Rewrite the records from the line with "What elements are" up to and including the line with "row-gtl: 5J bbox=[638, 594, 660, 616]", changing "label-arrow" to "pointer-arrow" and keeping everything else unchanged. Leave the pictures out of your answer.

Dataset records:
========================
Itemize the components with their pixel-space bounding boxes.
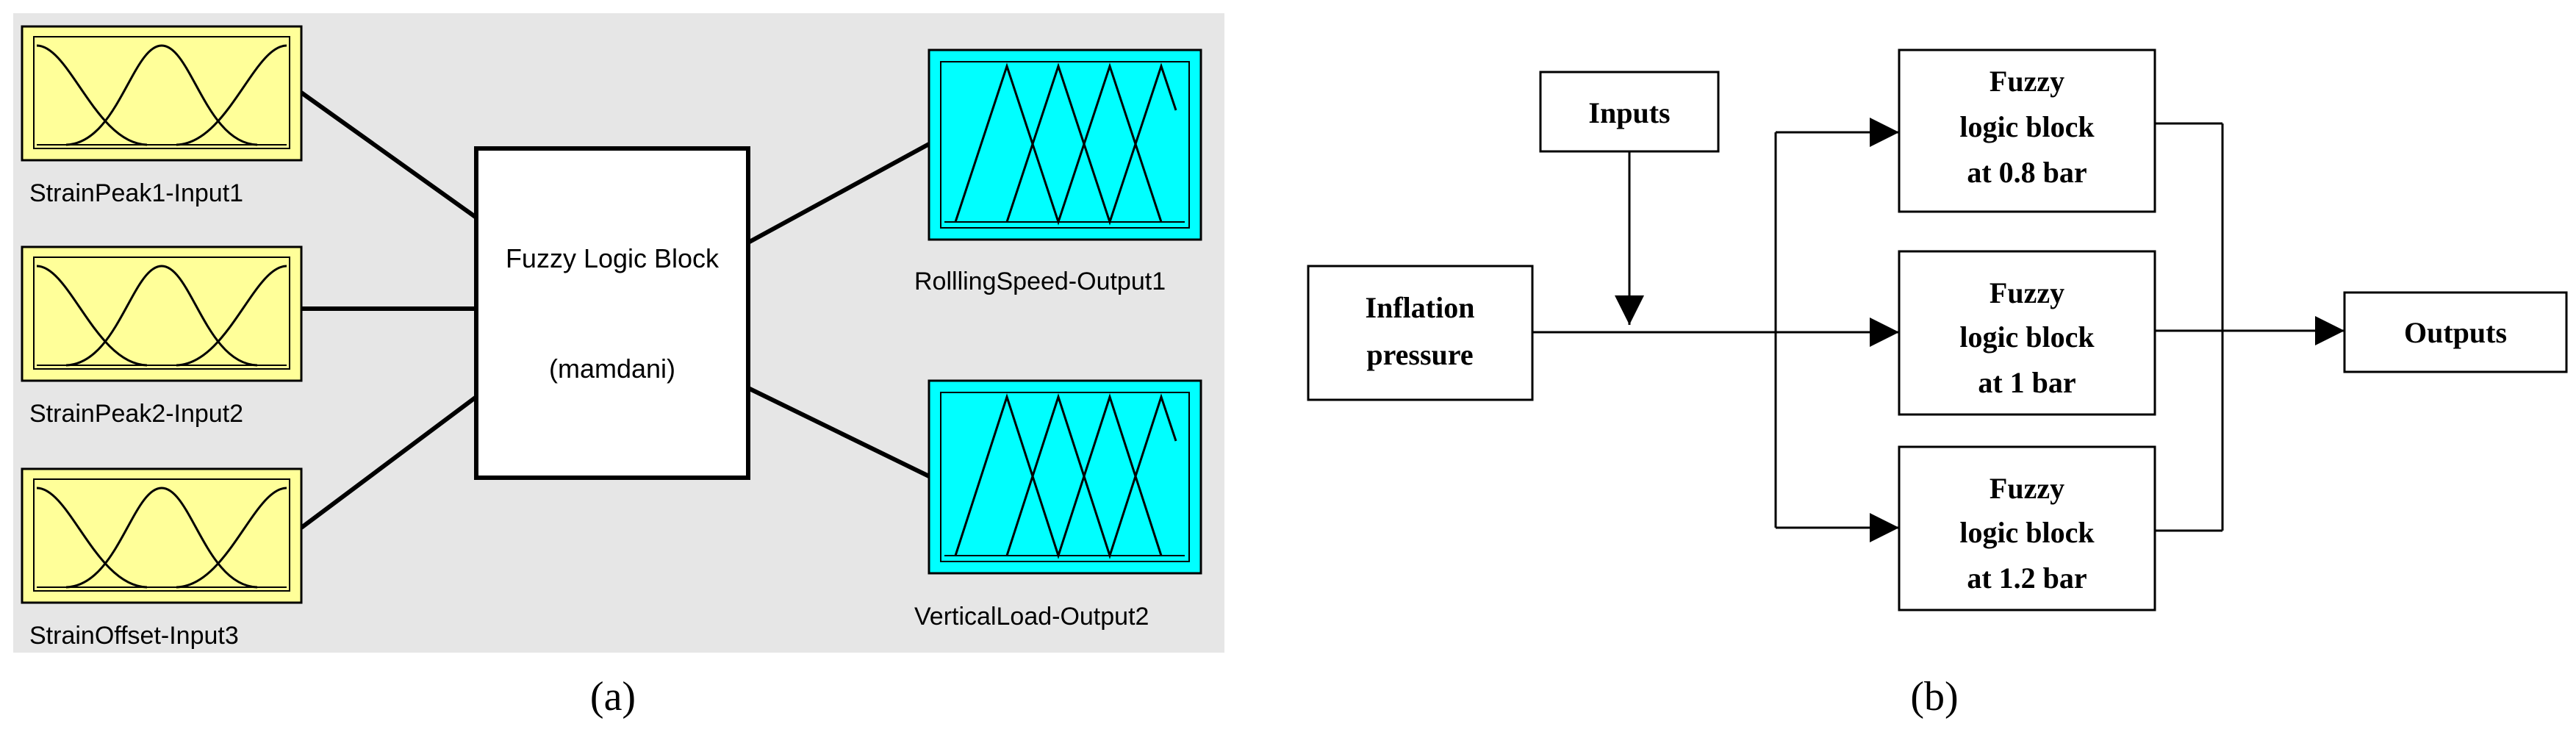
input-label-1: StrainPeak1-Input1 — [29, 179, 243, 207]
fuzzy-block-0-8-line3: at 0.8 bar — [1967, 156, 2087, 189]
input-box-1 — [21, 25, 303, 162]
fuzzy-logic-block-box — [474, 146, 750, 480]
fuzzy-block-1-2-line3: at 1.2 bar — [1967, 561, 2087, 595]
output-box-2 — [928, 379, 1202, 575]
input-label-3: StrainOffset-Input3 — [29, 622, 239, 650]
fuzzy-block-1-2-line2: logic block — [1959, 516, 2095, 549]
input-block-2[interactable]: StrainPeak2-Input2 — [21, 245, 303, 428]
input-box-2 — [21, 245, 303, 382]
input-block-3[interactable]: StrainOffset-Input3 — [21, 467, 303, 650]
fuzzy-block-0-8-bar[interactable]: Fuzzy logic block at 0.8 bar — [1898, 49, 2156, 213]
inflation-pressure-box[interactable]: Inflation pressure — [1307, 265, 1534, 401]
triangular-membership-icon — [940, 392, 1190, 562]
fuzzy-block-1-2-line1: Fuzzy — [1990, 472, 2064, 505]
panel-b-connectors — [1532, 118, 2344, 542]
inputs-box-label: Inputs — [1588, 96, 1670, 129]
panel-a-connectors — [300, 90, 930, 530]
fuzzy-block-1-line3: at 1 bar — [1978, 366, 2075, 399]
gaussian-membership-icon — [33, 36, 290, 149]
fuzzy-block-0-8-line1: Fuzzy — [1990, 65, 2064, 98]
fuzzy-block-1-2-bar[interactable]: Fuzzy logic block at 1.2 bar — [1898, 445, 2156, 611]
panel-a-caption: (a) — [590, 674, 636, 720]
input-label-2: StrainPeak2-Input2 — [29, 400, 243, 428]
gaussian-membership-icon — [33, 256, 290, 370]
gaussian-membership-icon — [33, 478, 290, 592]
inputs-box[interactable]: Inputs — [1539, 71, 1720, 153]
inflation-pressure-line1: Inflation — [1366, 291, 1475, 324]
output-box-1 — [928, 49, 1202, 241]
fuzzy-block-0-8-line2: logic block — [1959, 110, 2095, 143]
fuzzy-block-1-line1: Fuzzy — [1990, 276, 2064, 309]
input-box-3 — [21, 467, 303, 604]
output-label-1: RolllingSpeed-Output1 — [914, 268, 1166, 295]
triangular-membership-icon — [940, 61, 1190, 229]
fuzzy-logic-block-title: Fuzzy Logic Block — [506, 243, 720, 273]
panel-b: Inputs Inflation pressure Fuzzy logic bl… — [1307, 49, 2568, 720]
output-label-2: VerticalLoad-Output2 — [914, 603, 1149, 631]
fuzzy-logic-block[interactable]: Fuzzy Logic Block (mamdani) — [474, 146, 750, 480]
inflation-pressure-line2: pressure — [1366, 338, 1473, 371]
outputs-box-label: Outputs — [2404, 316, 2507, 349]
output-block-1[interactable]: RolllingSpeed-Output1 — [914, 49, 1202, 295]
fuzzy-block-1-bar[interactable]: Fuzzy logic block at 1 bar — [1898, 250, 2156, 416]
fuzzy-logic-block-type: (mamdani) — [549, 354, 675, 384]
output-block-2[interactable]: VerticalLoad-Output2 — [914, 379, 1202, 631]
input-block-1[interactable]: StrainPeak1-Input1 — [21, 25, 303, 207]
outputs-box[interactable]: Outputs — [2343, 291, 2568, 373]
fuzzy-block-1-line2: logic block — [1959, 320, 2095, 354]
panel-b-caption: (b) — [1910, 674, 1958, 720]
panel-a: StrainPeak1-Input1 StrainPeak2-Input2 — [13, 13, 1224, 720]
========================
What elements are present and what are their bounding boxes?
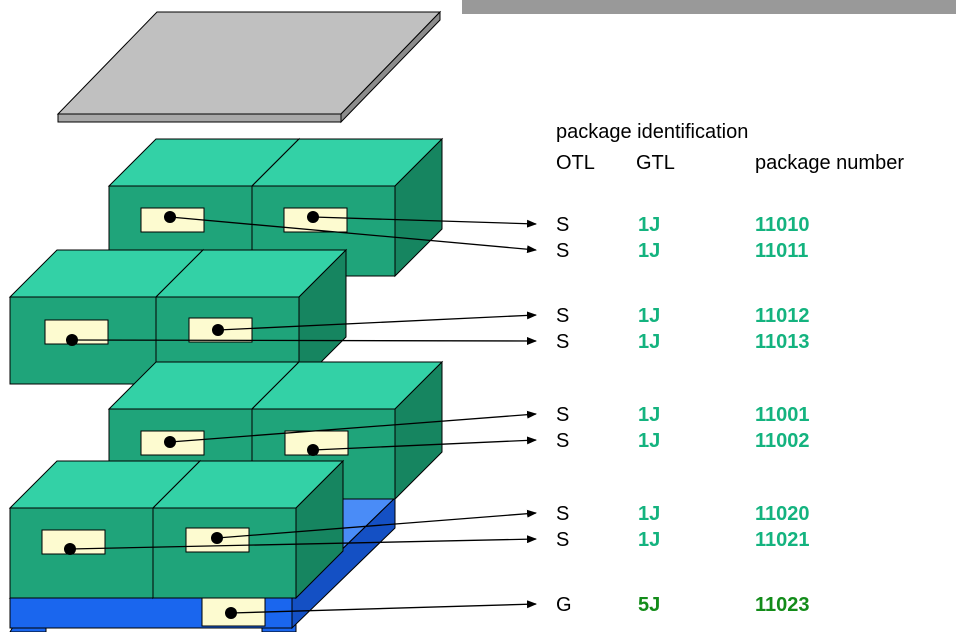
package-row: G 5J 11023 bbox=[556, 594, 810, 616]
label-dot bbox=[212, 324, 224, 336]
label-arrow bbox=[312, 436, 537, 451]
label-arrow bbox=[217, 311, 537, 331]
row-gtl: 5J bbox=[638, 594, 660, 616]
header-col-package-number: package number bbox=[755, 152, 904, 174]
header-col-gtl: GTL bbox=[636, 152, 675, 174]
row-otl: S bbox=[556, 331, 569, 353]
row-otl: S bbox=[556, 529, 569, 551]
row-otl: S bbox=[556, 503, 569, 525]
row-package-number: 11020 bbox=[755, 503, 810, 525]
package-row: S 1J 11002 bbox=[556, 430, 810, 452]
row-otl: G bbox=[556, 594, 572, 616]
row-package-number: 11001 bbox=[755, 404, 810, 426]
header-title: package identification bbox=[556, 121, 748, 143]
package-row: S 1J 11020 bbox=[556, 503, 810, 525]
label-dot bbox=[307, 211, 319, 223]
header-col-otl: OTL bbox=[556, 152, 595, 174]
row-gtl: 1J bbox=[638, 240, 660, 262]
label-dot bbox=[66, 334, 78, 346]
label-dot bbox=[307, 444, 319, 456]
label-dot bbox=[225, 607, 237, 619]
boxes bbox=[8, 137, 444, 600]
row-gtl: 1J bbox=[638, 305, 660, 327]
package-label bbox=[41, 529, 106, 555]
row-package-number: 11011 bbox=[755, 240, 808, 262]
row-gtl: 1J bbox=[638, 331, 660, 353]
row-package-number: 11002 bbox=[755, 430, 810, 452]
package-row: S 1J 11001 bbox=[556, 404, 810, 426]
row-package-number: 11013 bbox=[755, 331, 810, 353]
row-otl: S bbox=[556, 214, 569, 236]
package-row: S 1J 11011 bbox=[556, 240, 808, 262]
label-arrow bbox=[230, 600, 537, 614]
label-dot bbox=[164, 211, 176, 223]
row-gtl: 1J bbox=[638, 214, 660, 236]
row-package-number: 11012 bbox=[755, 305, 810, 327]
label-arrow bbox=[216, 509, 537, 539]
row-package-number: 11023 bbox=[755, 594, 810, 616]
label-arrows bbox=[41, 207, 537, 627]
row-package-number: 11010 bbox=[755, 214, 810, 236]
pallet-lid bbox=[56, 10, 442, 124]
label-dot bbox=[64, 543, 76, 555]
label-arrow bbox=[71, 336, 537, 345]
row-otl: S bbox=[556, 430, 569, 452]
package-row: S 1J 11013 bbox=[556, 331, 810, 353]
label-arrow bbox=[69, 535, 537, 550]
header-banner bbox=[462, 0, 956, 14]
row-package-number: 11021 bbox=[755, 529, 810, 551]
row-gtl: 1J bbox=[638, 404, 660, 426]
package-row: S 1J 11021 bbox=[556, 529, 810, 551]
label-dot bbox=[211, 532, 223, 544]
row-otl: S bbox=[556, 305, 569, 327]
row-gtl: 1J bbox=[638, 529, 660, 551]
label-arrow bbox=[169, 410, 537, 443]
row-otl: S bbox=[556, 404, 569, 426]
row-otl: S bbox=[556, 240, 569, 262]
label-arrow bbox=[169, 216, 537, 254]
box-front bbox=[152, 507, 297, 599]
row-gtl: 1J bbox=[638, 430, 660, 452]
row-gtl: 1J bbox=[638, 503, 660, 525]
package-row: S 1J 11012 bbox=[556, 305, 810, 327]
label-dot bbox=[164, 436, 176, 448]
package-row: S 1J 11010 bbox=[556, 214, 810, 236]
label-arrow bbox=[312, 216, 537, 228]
========================
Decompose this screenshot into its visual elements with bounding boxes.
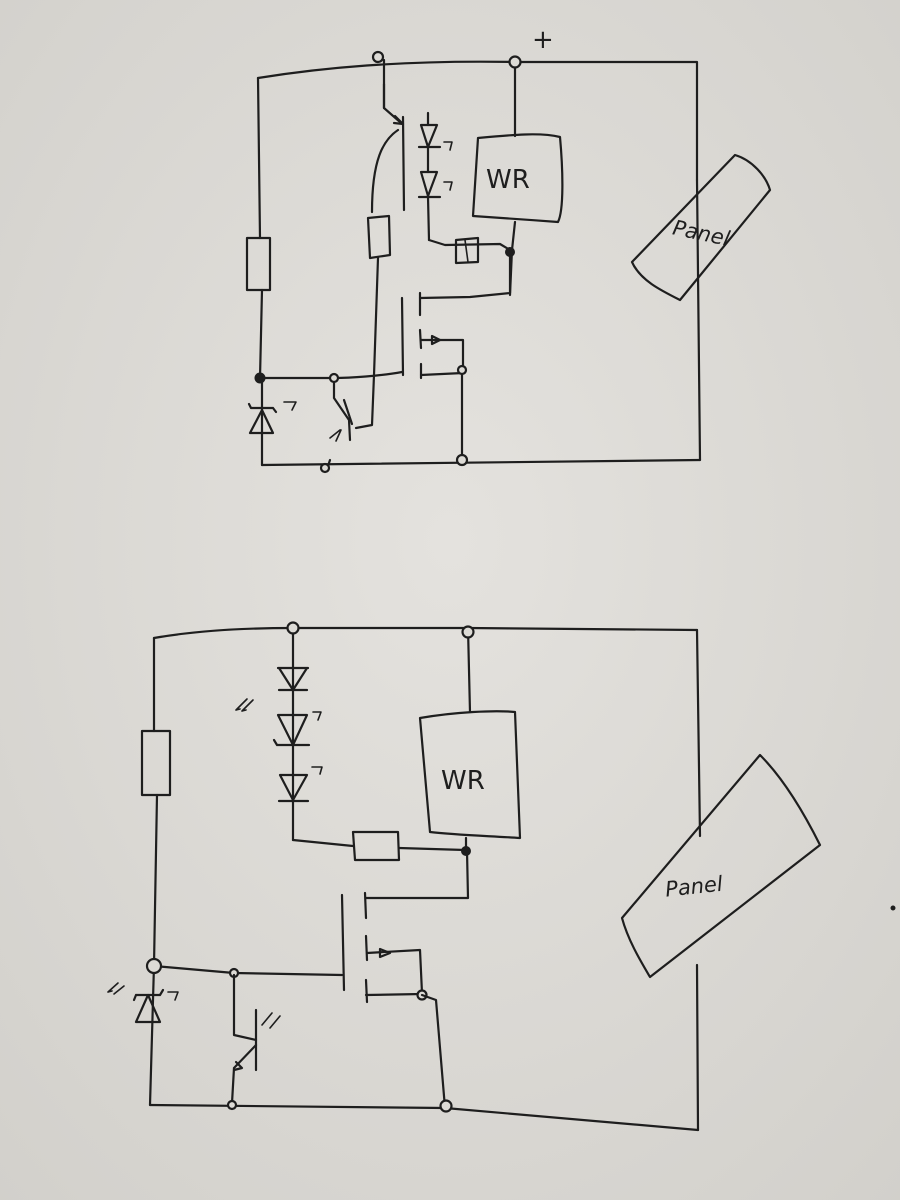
========================
Written answer:
What elements are present and what are their bounding boxes?
package-row: G 5J 11023 bbox=[556, 594, 810, 616]
label-dot bbox=[212, 324, 224, 336]
pointer-arrow bbox=[312, 436, 537, 451]
pointer-arrow bbox=[217, 311, 537, 331]
row-gtl: 5J bbox=[638, 594, 660, 616]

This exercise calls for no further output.